======== Given records
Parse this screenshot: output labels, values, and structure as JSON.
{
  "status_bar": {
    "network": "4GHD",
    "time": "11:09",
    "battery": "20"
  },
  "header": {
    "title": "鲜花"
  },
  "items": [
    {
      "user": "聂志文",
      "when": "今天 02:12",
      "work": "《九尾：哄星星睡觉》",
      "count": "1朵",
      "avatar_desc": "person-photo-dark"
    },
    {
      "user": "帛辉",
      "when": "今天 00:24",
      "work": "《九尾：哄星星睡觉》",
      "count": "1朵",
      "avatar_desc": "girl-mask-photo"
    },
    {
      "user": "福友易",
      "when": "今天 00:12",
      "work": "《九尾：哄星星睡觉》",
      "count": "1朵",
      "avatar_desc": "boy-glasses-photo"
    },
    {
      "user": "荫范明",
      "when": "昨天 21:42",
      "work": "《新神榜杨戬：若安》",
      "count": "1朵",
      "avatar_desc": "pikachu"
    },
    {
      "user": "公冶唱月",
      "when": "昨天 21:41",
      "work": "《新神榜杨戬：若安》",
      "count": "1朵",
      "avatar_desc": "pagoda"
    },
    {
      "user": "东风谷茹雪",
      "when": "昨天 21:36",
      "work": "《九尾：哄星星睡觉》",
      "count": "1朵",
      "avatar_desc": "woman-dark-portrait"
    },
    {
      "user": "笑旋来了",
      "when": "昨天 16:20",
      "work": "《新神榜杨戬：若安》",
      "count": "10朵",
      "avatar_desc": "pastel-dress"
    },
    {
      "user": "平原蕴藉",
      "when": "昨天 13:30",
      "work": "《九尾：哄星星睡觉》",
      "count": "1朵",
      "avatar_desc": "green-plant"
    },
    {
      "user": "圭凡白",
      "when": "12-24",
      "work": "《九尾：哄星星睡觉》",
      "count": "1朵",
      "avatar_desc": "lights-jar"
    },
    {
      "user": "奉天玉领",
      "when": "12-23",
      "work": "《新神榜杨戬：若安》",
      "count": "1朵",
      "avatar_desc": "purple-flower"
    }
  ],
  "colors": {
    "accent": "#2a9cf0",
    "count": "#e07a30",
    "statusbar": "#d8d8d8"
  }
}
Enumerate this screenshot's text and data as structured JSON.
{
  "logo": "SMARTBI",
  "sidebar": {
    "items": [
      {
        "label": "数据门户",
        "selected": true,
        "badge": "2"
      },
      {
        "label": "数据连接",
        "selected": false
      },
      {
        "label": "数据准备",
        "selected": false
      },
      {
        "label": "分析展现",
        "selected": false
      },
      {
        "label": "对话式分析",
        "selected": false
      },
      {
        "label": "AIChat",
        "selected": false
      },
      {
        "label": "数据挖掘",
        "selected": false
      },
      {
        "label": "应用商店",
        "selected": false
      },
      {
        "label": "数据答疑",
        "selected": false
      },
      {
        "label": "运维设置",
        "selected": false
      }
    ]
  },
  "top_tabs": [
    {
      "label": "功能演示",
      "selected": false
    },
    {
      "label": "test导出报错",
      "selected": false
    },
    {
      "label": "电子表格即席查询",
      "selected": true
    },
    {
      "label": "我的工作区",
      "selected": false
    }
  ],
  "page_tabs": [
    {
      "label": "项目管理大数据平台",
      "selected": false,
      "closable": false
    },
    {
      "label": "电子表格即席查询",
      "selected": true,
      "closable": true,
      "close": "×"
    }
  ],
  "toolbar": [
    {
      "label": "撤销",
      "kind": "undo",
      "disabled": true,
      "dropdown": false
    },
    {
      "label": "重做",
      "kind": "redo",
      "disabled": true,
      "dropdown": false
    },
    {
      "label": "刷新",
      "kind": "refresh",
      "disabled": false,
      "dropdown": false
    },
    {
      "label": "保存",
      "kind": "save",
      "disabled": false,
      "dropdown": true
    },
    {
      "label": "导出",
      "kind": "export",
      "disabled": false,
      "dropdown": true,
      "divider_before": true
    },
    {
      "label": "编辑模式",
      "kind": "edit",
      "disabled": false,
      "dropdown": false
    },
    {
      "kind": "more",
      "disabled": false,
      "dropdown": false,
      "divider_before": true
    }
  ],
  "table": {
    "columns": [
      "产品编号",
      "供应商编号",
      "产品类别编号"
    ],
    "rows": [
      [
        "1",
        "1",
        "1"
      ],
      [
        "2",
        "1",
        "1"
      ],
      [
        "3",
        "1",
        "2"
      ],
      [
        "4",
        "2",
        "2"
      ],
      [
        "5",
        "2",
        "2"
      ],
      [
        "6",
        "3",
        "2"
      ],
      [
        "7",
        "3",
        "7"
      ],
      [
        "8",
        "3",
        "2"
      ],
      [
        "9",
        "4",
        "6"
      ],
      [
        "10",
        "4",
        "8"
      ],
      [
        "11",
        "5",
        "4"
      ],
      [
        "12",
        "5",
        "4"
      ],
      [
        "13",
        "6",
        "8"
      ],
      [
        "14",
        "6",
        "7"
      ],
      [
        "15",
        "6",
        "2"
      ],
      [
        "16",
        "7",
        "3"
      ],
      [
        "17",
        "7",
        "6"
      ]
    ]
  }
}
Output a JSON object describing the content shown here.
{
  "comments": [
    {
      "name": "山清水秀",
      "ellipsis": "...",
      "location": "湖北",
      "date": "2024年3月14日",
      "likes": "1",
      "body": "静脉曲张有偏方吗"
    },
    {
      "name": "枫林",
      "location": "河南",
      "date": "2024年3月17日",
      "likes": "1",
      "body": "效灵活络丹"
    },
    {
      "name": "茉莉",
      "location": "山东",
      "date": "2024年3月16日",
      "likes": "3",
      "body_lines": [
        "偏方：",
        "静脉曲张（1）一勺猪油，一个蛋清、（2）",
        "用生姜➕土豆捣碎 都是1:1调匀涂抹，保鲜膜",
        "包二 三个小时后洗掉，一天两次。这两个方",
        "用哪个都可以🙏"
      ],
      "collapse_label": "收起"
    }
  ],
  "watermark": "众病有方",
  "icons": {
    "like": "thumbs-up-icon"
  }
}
================
> **Exercise goal**
Gather up, from the records above, each line where the word "dark" appears.

> **The answer**
      "avatar_desc": "person-photo-dark"
      "avatar_desc": "woman-dark-portrait"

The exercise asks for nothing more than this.